» EXERCISE OBJECTIVE
Your task is to print every entry below exactly as given.

» SUPPLIED MATERIAL
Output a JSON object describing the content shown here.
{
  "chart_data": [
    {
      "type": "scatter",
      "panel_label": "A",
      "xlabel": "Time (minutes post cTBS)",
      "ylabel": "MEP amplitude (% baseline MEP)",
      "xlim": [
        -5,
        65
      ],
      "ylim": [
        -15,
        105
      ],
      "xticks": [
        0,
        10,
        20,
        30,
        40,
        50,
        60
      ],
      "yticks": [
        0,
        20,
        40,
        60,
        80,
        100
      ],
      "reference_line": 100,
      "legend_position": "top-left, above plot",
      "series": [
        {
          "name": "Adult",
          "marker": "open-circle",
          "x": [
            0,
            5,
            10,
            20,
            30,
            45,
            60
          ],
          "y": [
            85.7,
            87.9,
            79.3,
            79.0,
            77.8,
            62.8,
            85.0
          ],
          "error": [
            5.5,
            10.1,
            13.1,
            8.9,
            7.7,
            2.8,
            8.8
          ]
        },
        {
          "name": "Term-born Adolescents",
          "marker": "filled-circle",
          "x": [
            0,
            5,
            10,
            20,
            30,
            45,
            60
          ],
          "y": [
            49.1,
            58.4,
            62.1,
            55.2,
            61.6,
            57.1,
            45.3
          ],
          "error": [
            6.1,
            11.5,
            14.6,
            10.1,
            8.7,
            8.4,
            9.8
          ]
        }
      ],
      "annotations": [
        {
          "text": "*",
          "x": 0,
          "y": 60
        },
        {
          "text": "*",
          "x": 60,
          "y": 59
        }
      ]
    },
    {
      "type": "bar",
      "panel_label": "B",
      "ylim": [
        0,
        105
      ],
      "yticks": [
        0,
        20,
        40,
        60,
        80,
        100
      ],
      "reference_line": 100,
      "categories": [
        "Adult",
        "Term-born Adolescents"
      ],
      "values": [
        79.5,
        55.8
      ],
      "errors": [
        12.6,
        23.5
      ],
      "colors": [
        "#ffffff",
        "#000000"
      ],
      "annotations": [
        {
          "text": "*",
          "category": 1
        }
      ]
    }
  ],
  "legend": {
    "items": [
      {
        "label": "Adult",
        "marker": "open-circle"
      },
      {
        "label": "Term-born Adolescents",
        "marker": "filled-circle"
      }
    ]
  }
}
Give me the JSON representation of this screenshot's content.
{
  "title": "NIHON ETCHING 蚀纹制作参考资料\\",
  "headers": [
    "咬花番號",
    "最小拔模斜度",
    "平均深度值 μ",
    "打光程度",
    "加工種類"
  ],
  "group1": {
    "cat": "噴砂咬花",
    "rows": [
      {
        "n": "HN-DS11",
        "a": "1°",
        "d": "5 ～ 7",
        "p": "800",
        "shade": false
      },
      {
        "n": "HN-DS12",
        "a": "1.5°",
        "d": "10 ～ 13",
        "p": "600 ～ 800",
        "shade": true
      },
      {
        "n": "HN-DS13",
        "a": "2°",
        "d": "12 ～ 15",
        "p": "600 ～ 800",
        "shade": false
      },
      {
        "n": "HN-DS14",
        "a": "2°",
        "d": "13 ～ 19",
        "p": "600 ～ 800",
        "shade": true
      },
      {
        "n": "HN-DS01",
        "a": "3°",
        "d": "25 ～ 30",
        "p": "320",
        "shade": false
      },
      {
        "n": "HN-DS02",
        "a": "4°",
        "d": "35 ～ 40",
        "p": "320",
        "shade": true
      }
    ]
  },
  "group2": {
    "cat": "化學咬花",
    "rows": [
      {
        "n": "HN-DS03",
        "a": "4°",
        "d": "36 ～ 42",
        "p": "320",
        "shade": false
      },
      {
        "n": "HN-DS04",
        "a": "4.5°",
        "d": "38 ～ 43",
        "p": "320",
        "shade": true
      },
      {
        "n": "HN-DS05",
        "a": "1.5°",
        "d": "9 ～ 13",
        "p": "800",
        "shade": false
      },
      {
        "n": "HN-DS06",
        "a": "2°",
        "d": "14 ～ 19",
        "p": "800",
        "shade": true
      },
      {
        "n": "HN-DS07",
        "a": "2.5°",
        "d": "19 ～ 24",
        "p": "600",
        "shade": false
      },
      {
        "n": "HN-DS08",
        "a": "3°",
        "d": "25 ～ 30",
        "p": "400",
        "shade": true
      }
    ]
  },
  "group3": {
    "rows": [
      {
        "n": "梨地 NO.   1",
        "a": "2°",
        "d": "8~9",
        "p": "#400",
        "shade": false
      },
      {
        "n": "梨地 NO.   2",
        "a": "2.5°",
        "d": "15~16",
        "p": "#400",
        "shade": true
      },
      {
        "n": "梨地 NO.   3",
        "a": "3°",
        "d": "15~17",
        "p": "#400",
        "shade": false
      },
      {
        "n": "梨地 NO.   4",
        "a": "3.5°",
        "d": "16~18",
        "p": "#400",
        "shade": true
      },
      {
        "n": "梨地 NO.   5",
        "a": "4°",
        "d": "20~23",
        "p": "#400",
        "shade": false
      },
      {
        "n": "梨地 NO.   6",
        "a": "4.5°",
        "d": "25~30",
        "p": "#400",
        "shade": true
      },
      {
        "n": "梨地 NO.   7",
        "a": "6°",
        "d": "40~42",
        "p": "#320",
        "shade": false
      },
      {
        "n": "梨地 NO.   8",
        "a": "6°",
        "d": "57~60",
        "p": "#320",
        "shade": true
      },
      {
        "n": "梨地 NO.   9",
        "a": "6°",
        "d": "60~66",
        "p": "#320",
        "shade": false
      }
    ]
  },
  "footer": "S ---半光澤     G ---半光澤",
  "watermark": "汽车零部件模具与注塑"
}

» TASK RESULT
Output a JSON object describing the content shown here.
{
  "chart_data": [
    {
      "type": "scatter",
      "panel_label": "A",
      "xlabel": "Time (minutes post cTBS)",
      "ylabel": "MEP amplitude (% baseline MEP)",
      "xlim": [
        -5,
        65
      ],
      "ylim": [
        -15,
        105
      ],
      "xticks": [
        0,
        10,
        20,
        30,
        40,
        50,
        60
      ],
      "yticks": [
        0,
        20,
        40,
        60,
        80,
        100
      ],
      "reference_line": 100,
      "legend_position": "top-left, above plot",
      "series": [
        {
          "name": "Adult",
          "marker": "open-circle",
          "x": [
            0,
            5,
            10,
            20,
            30,
            45,
            60
          ],
          "y": [
            85.7,
            87.9,
            79.3,
            79.0,
            77.8,
            62.8,
            85.0
          ],
          "error": [
            5.5,
            10.1,
            13.1,
            8.9,
            7.7,
            2.8,
            8.8
          ]
        },
        {
          "name": "Term-born Adolescents",
          "marker": "filled-circle",
          "x": [
            0,
            5,
            10,
            20,
            30,
            45,
            60
          ],
          "y": [
            49.1,
            58.4,
            62.1,
            55.2,
            61.6,
            57.1,
            45.3
          ],
          "error": [
            6.1,
            11.5,
            14.6,
            10.1,
            8.7,
            8.4,
            9.8
          ]
        }
      ],
      "annotations": [
        {
          "text": "*",
          "x": 0,
          "y": 60
        },
        {
          "text": "*",
          "x": 60,
          "y": 59
        }
      ]
    },
    {
      "type": "bar",
      "panel_label": "B",
      "ylim": [
        0,
        105
      ],
      "yticks": [
        0,
        20,
        40,
        60,
        80,
        100
      ],
      "reference_line": 100,
      "categories": [
        "Adult",
        "Term-born Adolescents"
      ],
      "values": [
        79.5,
        55.8
      ],
      "errors": [
        12.6,
        23.5
      ],
      "colors": [
        "#ffffff",
        "#000000"
      ],
      "annotations": [
        {
          "text": "*",
          "category": 1
        }
      ]
    }
  ],
  "legend": {
    "items": [
      {
        "label": "Adult",
        "marker": "open-circle"
      },
      {
        "label": "Term-born Adolescents",
        "marker": "filled-circle"
      }
    ]
  }
}
Give me the JSON representation of this screenshot's content.
{
  "title": "NIHON ETCHING 蚀纹制作参考资料\\",
  "headers": [
    "咬花番號",
    "最小拔模斜度",
    "平均深度值 μ",
    "打光程度",
    "加工種類"
  ],
  "group1": {
    "cat": "噴砂咬花",
    "rows": [
      {
        "n": "HN-DS11",
        "a": "1°",
        "d": "5 ～ 7",
        "p": "800",
        "shade": false
      },
      {
        "n": "HN-DS12",
        "a": "1.5°",
        "d": "10 ～ 13",
        "p": "600 ～ 800",
        "shade": true
      },
      {
        "n": "HN-DS13",
        "a": "2°",
        "d": "12 ～ 15",
        "p": "600 ～ 800",
        "shade": false
      },
      {
        "n": "HN-DS14",
        "a": "2°",
        "d": "13 ～ 19",
        "p": "600 ～ 800",
        "shade": true
      },
      {
        "n": "HN-DS01",
        "a": "3°",
        "d": "25 ～ 30",
        "p": "320",
        "shade": false
      },
      {
        "n": "HN-DS02",
        "a": "4°",
        "d": "35 ～ 40",
        "p": "320",
        "shade": true
      }
    ]
  },
  "group2": {
    "cat": "化學咬花",
    "rows": [
      {
        "n": "HN-DS03",
        "a": "4°",
        "d": "36 ～ 42",
        "p": "320",
        "shade": false
      },
      {
        "n": "HN-DS04",
        "a": "4.5°",
        "d": "38 ～ 43",
        "p": "320",
        "shade": true
      },
      {
        "n": "HN-DS05",
        "a": "1.5°",
        "d": "9 ～ 13",
        "p": "800",
        "shade": false
      },
      {
        "n": "HN-DS06",
        "a": "2°",
        "d": "14 ～ 19",
        "p": "800",
        "shade": true
      },
      {
        "n": "HN-DS07",
        "a": "2.5°",
        "d": "19 ～ 24",
        "p": "600",
        "shade": false
      },
      {
        "n": "HN-DS08",
        "a": "3°",
        "d": "25 ～ 30",
        "p": "400",
        "shade": true
      }
    ]
  },
  "group3": {
    "rows": [
      {
        "n": "梨地 NO.   1",
        "a": "2°",
        "d": "8~9",
        "p": "#400",
        "shade": false
      },
      {
        "n": "梨地 NO.   2",
        "a": "2.5°",
        "d": "15~16",
        "p": "#400",
        "shade": true
      },
      {
        "n": "梨地 NO.   3",
        "a": "3°",
        "d": "15~17",
        "p": "#400",
        "shade": false
      },
      {
        "n": "梨地 NO.   4",
        "a": "3.5°",
        "d": "16~18",
        "p": "#400",
        "shade": true
      },
      {
        "n": "梨地 NO.   5",
        "a": "4°",
        "d": "20~23",
        "p": "#400",
        "shade": false
      },
      {
        "n": "梨地 NO.   6",
        "a": "4.5°",
        "d": "25~30",
        "p": "#400",
        "shade": true
      },
      {
        "n": "梨地 NO.   7",
        "a": "6°",
        "d": "40~42",
        "p": "#320",
        "shade": false
      },
      {
        "n": "梨地 NO.   8",
        "a": "6°",
        "d": "57~60",
        "p": "#320",
        "shade": true
      },
      {
        "n": "梨地 NO.   9",
        "a": "6°",
        "d": "60~66",
        "p": "#320",
        "shade": false
      }
    ]
  },
  "footer": "S ---半光澤     G ---半光澤",
  "watermark": "汽车零部件模具与注塑"
}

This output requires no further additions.